Start of Data in this exercise

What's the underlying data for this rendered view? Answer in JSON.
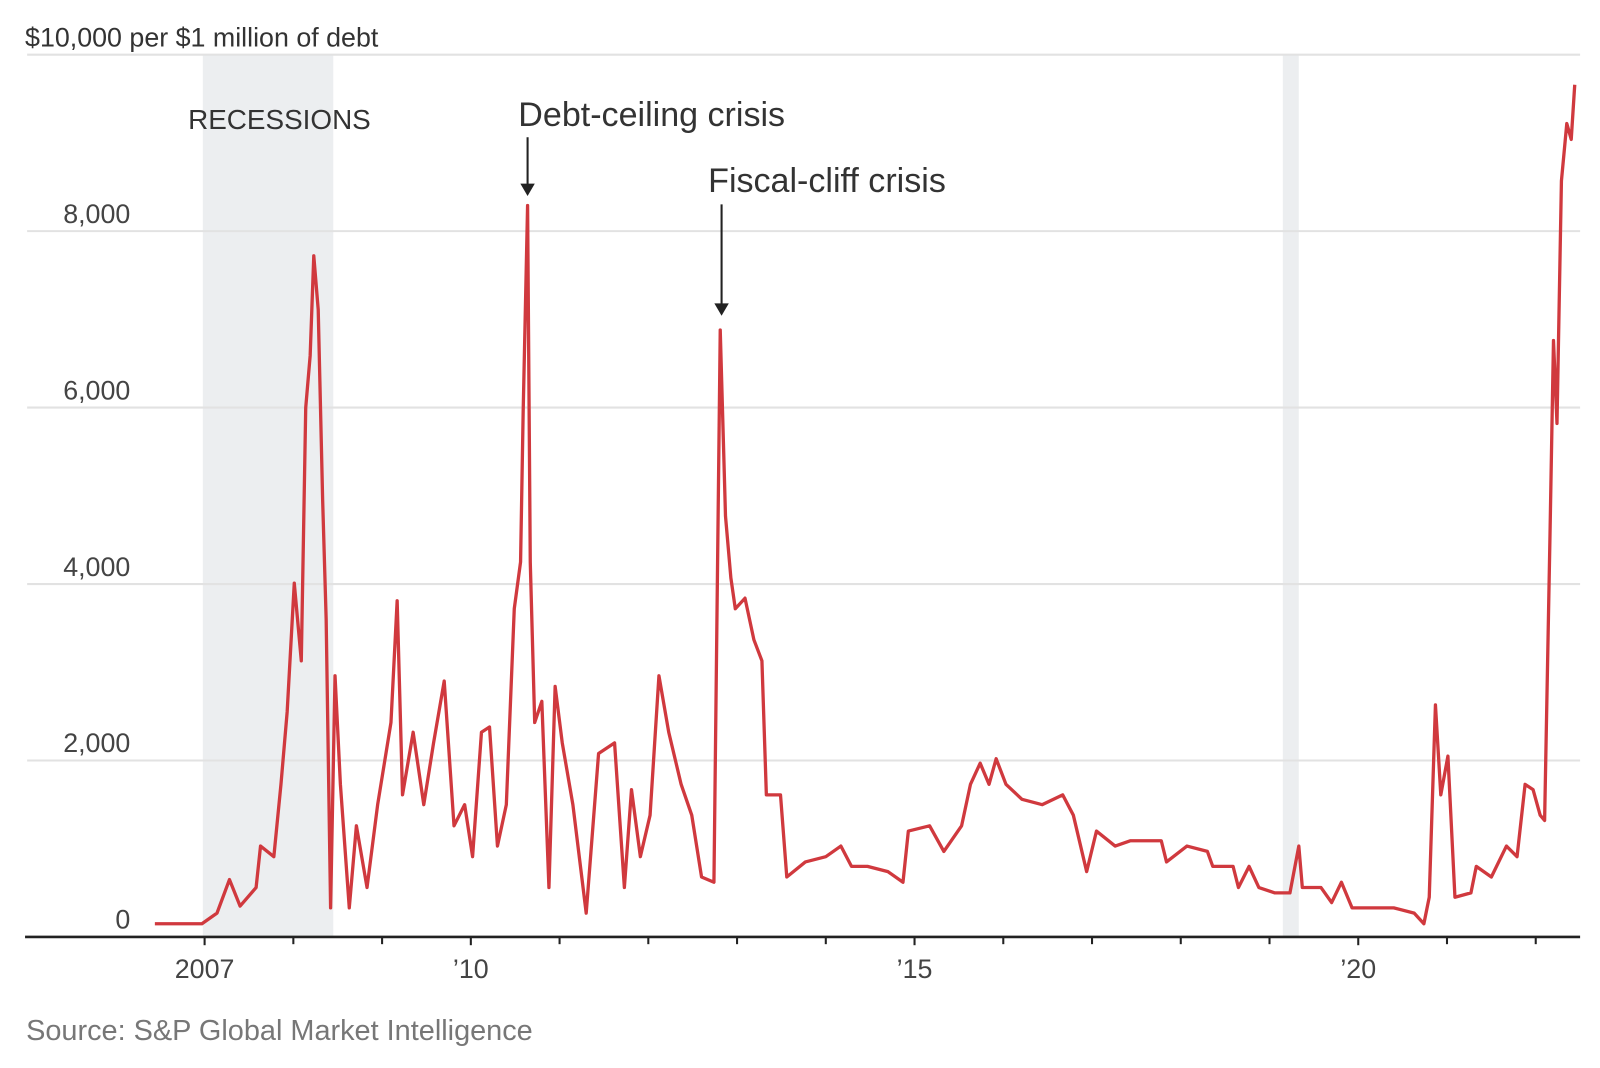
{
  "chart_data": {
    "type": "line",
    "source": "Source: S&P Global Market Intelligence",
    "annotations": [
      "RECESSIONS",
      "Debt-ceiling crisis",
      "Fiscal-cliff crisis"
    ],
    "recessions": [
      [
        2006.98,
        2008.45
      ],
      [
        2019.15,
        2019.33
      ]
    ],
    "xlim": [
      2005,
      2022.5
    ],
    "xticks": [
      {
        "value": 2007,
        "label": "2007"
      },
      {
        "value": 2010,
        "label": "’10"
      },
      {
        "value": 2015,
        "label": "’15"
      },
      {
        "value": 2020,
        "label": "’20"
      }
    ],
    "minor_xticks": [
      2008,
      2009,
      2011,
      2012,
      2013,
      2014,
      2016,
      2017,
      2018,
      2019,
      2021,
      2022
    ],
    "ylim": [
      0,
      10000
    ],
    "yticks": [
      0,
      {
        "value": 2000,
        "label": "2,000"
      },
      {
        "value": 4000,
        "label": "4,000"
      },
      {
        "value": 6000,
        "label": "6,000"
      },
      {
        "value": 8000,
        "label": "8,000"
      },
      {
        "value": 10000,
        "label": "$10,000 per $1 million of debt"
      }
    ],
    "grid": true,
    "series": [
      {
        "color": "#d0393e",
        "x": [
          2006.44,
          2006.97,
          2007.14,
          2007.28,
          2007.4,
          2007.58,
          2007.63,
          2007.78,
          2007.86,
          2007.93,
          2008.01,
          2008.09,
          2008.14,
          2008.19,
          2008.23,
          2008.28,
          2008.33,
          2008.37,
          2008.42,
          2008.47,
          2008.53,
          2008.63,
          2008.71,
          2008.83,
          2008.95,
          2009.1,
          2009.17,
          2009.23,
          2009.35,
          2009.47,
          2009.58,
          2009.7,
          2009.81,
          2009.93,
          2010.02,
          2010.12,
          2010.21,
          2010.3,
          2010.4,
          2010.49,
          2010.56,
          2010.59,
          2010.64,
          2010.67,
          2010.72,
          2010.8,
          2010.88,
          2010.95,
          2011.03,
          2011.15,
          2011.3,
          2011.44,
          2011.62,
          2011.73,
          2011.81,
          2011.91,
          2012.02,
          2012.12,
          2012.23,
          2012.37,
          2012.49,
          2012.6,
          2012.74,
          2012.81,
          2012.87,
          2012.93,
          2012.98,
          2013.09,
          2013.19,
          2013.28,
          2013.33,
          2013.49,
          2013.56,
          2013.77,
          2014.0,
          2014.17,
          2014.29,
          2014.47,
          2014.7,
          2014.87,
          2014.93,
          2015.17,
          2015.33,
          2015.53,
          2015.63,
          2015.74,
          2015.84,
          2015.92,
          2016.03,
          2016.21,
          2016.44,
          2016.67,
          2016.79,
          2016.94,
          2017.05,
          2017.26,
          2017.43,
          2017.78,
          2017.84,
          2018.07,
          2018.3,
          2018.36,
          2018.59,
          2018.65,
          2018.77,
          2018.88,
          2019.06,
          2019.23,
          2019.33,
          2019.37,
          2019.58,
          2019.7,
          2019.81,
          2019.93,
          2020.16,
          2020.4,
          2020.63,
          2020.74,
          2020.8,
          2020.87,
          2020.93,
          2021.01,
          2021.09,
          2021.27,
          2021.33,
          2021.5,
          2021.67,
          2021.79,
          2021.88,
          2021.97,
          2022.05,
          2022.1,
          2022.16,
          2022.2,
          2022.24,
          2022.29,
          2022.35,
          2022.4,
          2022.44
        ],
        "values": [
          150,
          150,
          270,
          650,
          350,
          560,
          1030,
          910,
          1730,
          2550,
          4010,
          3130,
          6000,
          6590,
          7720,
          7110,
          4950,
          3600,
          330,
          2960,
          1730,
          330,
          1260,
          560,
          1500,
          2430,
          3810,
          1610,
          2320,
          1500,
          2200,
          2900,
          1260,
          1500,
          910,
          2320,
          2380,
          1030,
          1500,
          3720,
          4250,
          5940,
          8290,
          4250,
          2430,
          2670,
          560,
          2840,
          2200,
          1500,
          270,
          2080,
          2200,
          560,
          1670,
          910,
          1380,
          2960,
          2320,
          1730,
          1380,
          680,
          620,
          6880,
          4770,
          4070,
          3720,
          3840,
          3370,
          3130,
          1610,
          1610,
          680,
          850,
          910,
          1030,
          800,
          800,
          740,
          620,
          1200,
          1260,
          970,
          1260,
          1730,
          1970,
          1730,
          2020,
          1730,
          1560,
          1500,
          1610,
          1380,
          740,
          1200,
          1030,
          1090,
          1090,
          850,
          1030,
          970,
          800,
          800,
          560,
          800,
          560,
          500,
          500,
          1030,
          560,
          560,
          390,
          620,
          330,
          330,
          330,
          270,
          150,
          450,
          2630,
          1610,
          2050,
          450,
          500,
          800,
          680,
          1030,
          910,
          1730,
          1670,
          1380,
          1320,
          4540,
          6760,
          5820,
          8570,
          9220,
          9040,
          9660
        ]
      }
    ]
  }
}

End of Data in this exercise

- **Given instruction**: Keep only the lines that hold the string "crisis", and copy them out.

- **Answer to the exercise**:
      "Debt-ceiling crisis",
      "Fiscal-cliff crisis"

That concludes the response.